Records:
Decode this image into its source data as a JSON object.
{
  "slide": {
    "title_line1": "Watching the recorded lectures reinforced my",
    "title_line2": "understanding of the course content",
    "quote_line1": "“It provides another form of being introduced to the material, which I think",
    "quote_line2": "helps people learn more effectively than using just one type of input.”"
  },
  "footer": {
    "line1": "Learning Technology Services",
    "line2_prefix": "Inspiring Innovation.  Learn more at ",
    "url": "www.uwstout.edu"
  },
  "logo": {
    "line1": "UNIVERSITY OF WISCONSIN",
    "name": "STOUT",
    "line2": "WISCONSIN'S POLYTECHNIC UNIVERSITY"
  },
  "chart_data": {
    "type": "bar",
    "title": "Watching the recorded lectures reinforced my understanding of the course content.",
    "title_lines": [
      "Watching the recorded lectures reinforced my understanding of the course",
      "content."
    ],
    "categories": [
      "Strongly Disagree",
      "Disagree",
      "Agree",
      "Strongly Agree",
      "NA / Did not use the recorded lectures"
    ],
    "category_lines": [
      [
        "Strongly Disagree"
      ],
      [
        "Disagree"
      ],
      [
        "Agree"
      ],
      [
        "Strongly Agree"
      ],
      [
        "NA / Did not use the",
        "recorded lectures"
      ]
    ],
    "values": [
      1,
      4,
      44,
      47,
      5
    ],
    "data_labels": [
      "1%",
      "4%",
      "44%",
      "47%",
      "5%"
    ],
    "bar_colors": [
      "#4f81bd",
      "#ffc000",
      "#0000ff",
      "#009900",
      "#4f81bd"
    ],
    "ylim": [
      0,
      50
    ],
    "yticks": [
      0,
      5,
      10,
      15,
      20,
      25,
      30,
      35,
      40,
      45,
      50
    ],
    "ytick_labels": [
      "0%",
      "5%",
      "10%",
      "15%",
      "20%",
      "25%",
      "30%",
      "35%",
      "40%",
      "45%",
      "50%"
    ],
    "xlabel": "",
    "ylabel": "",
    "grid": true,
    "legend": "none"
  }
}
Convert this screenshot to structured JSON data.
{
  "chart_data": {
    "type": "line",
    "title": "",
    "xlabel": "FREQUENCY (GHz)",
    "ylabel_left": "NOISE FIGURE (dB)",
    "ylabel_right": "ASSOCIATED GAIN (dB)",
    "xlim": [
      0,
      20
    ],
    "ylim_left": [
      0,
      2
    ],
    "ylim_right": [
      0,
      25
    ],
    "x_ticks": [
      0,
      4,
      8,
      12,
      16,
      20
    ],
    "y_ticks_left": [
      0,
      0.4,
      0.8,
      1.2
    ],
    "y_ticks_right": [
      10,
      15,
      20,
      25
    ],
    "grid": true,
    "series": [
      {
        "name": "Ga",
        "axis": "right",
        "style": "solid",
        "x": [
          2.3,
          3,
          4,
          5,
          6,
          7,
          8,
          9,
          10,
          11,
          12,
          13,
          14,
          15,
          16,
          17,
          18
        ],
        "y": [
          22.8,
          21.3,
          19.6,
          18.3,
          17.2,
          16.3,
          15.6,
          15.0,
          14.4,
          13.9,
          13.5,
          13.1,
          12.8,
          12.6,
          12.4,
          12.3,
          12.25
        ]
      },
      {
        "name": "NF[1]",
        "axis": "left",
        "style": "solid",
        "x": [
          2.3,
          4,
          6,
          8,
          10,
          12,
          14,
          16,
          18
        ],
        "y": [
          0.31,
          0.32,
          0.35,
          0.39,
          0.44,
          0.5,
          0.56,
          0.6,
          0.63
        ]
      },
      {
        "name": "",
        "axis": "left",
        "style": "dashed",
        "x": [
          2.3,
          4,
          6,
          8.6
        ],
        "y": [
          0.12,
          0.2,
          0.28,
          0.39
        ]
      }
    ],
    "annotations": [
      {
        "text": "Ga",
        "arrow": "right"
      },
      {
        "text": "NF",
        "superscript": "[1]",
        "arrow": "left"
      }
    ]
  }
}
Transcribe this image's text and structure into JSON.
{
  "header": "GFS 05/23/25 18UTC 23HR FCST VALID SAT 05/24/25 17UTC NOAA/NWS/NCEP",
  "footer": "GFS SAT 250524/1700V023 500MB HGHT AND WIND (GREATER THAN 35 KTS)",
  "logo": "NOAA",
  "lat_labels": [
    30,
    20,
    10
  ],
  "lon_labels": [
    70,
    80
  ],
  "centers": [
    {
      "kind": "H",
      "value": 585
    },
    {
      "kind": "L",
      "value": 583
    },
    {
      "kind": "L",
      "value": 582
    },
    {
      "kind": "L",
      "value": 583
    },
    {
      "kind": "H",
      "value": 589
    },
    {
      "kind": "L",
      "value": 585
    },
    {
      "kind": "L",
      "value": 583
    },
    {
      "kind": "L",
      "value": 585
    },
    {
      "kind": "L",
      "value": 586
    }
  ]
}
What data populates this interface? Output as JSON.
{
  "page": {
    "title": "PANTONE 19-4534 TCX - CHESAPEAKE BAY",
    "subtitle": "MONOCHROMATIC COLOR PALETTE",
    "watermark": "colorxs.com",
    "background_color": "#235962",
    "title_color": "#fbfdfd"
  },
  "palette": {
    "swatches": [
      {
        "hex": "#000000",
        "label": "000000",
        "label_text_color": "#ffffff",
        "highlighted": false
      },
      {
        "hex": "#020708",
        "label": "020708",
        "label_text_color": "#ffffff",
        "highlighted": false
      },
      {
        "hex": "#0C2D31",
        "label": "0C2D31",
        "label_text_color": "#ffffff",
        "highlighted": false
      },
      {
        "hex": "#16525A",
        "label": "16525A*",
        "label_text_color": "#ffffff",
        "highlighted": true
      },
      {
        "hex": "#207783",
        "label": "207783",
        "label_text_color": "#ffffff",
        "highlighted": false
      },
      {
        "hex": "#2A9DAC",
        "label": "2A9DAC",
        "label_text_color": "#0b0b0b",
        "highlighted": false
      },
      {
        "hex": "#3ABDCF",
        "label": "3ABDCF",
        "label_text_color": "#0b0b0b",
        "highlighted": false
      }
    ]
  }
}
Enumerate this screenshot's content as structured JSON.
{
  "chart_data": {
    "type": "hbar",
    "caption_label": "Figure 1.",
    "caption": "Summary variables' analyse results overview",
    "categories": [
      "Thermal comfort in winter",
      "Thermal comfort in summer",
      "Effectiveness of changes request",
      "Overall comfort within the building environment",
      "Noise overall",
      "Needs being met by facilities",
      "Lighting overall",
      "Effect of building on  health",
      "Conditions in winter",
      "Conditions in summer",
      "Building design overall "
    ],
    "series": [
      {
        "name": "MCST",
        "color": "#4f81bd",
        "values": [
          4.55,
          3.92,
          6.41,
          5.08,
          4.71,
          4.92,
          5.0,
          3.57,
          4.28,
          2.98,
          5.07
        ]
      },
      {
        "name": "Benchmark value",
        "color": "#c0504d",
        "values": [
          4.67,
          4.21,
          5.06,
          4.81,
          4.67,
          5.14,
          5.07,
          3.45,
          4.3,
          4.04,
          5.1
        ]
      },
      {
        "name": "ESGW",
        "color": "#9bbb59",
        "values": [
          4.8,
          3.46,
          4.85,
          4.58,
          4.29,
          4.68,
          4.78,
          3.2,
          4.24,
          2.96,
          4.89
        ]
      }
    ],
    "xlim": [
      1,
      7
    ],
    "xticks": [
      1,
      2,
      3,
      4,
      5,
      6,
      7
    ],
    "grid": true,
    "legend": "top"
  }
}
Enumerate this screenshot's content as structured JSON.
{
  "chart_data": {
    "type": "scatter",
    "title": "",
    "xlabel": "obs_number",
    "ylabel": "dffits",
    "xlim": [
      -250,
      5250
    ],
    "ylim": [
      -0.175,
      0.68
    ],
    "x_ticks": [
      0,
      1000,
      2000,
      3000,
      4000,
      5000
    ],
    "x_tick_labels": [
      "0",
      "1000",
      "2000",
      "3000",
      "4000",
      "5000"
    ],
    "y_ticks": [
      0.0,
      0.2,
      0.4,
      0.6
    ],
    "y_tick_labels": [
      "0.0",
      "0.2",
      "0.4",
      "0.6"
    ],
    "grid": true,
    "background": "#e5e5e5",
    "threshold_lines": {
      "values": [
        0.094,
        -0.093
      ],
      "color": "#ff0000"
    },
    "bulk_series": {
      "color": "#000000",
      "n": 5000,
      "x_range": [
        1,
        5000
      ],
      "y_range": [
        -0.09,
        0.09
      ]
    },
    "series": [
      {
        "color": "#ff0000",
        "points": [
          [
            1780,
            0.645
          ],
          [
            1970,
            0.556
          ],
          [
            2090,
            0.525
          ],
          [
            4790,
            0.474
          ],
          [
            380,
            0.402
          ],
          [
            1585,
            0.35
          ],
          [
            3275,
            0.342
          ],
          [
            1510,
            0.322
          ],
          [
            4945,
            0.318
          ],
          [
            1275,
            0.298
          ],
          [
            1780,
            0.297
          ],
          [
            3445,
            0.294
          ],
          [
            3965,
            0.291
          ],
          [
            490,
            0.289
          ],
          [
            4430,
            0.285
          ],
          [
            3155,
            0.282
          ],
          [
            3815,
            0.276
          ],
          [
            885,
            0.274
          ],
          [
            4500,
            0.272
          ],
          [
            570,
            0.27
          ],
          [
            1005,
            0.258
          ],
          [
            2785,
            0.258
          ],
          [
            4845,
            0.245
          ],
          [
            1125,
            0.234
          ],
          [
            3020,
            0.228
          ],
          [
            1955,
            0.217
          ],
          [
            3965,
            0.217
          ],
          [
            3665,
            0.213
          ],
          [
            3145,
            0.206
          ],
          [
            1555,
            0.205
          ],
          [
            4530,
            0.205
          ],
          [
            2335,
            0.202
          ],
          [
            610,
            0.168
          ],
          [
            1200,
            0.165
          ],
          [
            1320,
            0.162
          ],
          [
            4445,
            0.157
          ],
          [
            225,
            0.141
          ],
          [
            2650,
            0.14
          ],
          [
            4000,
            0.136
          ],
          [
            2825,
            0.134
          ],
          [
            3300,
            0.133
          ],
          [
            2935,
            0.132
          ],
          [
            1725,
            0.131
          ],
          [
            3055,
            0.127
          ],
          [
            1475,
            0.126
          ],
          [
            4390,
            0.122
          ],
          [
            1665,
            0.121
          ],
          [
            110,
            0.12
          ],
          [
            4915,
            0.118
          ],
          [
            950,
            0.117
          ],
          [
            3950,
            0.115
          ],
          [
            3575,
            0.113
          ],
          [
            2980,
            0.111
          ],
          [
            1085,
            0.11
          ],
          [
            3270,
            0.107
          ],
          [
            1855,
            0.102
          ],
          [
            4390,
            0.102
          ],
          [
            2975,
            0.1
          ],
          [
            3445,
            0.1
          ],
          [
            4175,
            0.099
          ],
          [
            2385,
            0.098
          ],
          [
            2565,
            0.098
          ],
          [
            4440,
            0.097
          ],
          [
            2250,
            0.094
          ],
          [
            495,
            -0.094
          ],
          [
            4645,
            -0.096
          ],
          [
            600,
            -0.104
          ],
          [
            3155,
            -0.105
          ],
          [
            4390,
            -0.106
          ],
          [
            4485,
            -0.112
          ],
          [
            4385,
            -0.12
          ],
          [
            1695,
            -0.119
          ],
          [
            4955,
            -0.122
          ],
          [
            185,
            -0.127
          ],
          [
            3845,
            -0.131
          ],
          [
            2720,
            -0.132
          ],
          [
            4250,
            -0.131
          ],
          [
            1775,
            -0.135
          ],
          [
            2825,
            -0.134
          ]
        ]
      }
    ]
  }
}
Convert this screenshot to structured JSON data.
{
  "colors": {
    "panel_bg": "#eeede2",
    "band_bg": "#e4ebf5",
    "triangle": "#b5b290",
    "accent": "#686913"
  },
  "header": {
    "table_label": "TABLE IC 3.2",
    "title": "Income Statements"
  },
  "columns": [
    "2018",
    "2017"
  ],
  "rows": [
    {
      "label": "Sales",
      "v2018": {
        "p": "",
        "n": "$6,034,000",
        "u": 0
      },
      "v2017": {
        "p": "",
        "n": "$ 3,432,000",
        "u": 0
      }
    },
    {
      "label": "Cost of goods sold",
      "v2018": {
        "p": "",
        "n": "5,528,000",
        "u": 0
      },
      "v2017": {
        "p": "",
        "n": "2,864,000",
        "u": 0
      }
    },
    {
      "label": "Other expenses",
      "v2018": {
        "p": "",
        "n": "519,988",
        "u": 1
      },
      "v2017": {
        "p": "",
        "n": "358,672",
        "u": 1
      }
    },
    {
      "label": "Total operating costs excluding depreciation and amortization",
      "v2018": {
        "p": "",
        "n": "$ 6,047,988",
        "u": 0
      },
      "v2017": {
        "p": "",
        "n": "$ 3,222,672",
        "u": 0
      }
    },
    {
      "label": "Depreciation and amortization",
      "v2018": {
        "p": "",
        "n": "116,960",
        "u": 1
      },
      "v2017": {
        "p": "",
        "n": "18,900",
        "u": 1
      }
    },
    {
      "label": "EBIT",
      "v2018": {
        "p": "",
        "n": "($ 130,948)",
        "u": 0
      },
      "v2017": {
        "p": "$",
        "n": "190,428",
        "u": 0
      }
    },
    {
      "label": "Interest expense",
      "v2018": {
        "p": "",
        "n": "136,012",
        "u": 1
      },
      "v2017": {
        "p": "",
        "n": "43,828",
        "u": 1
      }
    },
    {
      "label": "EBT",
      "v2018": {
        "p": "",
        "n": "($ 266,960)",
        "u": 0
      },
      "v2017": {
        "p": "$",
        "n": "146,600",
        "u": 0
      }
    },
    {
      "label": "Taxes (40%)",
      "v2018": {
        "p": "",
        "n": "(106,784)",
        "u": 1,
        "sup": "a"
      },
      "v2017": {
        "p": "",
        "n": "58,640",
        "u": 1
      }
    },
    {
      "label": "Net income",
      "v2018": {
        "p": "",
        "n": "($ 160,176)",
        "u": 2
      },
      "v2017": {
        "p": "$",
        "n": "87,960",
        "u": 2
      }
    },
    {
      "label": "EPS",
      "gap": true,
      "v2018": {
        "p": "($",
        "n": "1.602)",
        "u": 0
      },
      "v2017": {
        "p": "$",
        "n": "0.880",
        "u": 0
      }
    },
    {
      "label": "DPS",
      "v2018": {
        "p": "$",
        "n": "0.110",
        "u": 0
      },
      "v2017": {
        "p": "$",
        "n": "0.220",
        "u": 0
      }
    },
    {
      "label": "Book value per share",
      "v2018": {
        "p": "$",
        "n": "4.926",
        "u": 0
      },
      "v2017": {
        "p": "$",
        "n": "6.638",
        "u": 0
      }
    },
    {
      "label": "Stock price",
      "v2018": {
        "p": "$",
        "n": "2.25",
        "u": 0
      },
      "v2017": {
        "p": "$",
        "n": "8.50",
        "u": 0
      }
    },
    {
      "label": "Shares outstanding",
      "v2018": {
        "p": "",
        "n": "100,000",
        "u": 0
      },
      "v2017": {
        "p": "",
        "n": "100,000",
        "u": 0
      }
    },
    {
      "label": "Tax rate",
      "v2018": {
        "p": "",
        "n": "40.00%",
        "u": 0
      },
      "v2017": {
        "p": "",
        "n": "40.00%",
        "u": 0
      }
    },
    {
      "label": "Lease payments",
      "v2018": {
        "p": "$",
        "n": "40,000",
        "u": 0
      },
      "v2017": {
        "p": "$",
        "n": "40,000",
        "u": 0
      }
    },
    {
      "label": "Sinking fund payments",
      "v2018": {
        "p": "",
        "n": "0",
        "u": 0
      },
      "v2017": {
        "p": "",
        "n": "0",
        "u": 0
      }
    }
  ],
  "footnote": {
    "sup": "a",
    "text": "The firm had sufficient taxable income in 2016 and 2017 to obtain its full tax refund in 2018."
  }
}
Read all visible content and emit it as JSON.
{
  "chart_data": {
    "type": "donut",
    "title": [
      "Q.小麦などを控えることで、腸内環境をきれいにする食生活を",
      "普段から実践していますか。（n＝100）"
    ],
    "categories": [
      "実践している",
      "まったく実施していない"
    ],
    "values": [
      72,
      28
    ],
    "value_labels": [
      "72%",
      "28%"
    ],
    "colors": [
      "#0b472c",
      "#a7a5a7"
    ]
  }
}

Problem description: Identify each line in the records above containing the word "image"; copy those lines.

Full output:
Decode this image into its source data as a JSON object.
Transcribe this image's text and structure into JSON.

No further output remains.